▶ What is asked: Look below. Copy each line that has "platform" in it.

▶ Collected data:
···

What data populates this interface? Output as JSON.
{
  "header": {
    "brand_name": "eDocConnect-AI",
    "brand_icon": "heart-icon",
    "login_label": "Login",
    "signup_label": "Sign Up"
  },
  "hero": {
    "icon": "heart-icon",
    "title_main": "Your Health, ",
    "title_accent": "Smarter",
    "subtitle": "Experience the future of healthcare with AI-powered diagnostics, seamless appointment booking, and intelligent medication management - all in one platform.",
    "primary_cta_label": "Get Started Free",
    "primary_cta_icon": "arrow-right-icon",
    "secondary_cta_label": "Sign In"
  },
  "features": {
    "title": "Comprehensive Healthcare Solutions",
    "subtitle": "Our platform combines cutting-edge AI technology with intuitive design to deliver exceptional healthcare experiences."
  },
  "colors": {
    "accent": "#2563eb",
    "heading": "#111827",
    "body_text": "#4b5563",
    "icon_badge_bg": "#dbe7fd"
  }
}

···

▶ Complete response:
    "subtitle": "Experience the future of healthcare with AI-powered diagnostics, seamless appointment booking, and intelligent medication management - all in one platform.",
    "subtitle": "Our platform combines cutting-edge AI technology with intuitive design to deliver exceptional healthcare experiences."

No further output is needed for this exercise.